Set task:
Reproduce the material in full, exactly as written.

(Figure record listings)
______________________________
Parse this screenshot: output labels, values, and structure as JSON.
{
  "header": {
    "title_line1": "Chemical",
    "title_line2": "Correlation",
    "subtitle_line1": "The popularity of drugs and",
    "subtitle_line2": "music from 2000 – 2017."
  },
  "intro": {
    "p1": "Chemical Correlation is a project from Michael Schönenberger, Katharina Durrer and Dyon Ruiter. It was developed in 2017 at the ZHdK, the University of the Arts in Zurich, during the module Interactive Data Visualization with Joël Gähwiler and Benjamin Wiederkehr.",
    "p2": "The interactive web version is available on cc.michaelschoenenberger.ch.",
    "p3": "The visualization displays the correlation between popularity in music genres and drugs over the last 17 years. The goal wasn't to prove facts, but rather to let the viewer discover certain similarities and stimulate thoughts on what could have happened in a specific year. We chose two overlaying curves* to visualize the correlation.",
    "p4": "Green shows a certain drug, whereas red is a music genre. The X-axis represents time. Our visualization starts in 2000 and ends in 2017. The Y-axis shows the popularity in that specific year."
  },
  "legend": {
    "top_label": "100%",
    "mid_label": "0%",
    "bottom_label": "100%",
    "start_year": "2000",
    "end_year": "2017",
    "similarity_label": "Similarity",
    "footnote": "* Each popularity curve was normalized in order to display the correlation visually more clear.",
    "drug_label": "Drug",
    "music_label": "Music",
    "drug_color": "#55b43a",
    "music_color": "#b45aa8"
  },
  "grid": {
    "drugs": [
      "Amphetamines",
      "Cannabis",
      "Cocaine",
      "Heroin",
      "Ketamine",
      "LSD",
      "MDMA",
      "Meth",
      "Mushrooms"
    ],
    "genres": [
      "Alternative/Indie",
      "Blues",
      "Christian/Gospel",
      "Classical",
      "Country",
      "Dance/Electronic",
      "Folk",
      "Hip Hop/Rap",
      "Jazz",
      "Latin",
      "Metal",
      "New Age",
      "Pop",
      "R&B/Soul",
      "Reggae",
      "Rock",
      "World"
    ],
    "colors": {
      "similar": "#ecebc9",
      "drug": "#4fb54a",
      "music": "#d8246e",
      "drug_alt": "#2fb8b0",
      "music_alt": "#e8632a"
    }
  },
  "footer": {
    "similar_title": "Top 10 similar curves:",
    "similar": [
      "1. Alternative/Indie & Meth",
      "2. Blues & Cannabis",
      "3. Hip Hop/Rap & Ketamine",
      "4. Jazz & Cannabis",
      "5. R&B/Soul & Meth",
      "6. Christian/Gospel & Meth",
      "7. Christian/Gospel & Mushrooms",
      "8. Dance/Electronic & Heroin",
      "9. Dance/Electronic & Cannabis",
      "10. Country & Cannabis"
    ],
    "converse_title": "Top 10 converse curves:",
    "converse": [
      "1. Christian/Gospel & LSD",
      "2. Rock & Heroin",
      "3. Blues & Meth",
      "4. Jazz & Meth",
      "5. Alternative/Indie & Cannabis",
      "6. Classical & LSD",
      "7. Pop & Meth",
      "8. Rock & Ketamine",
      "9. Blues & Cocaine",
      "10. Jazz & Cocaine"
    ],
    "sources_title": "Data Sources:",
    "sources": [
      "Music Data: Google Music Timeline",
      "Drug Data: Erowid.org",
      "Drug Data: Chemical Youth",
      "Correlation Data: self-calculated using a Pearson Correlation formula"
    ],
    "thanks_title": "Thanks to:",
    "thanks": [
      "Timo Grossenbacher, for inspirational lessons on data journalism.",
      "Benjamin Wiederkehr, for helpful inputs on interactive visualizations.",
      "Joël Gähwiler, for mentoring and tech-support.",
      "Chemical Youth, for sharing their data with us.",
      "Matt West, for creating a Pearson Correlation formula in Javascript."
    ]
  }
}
______________________________
Response to this exercise:
Parse this screenshot: output labels, values, and structure as JSON.
{
  "header": {
    "title_line1": "Chemical",
    "title_line2": "Correlation",
    "subtitle_line1": "The popularity of drugs and",
    "subtitle_line2": "music from 2000 – 2017."
  },
  "intro": {
    "p1": "Chemical Correlation is a project from Michael Schönenberger, Katharina Durrer and Dyon Ruiter. It was developed in 2017 at the ZHdK, the University of the Arts in Zurich, during the module Interactive Data Visualization with Joël Gähwiler and Benjamin Wiederkehr.",
    "p2": "The interactive web version is available on cc.michaelschoenenberger.ch.",
    "p3": "The visualization displays the correlation between popularity in music genres and drugs over the last 17 years. The goal wasn't to prove facts, but rather to let the viewer discover certain similarities and stimulate thoughts on what could have happened in a specific year. We chose two overlaying curves* to visualize the correlation.",
    "p4": "Green shows a certain drug, whereas red is a music genre. The X-axis represents time. Our visualization starts in 2000 and ends in 2017. The Y-axis shows the popularity in that specific year."
  },
  "legend": {
    "top_label": "100%",
    "mid_label": "0%",
    "bottom_label": "100%",
    "start_year": "2000",
    "end_year": "2017",
    "similarity_label": "Similarity",
    "footnote": "* Each popularity curve was normalized in order to display the correlation visually more clear.",
    "drug_label": "Drug",
    "music_label": "Music",
    "drug_color": "#55b43a",
    "music_color": "#b45aa8"
  },
  "grid": {
    "drugs": [
      "Amphetamines",
      "Cannabis",
      "Cocaine",
      "Heroin",
      "Ketamine",
      "LSD",
      "MDMA",
      "Meth",
      "Mushrooms"
    ],
    "genres": [
      "Alternative/Indie",
      "Blues",
      "Christian/Gospel",
      "Classical",
      "Country",
      "Dance/Electronic",
      "Folk",
      "Hip Hop/Rap",
      "Jazz",
      "Latin",
      "Metal",
      "New Age",
      "Pop",
      "R&B/Soul",
      "Reggae",
      "Rock",
      "World"
    ],
    "colors": {
      "similar": "#ecebc9",
      "drug": "#4fb54a",
      "music": "#d8246e",
      "drug_alt": "#2fb8b0",
      "music_alt": "#e8632a"
    }
  },
  "footer": {
    "similar_title": "Top 10 similar curves:",
    "similar": [
      "1. Alternative/Indie & Meth",
      "2. Blues & Cannabis",
      "3. Hip Hop/Rap & Ketamine",
      "4. Jazz & Cannabis",
      "5. R&B/Soul & Meth",
      "6. Christian/Gospel & Meth",
      "7. Christian/Gospel & Mushrooms",
      "8. Dance/Electronic & Heroin",
      "9. Dance/Electronic & Cannabis",
      "10. Country & Cannabis"
    ],
    "converse_title": "Top 10 converse curves:",
    "converse": [
      "1. Christian/Gospel & LSD",
      "2. Rock & Heroin",
      "3. Blues & Meth",
      "4. Jazz & Meth",
      "5. Alternative/Indie & Cannabis",
      "6. Classical & LSD",
      "7. Pop & Meth",
      "8. Rock & Ketamine",
      "9. Blues & Cocaine",
      "10. Jazz & Cocaine"
    ],
    "sources_title": "Data Sources:",
    "sources": [
      "Music Data: Google Music Timeline",
      "Drug Data: Erowid.org",
      "Drug Data: Chemical Youth",
      "Correlation Data: self-calculated using a Pearson Correlation formula"
    ],
    "thanks_title": "Thanks to:",
    "thanks": [
      "Timo Grossenbacher, for inspirational lessons on data journalism.",
      "Benjamin Wiederkehr, for helpful inputs on interactive visualizations.",
      "Joël Gähwiler, for mentoring and tech-support.",
      "Chemical Youth, for sharing their data with us.",
      "Matt West, for creating a Pearson Correlation formula in Javascript."
    ]
  }
}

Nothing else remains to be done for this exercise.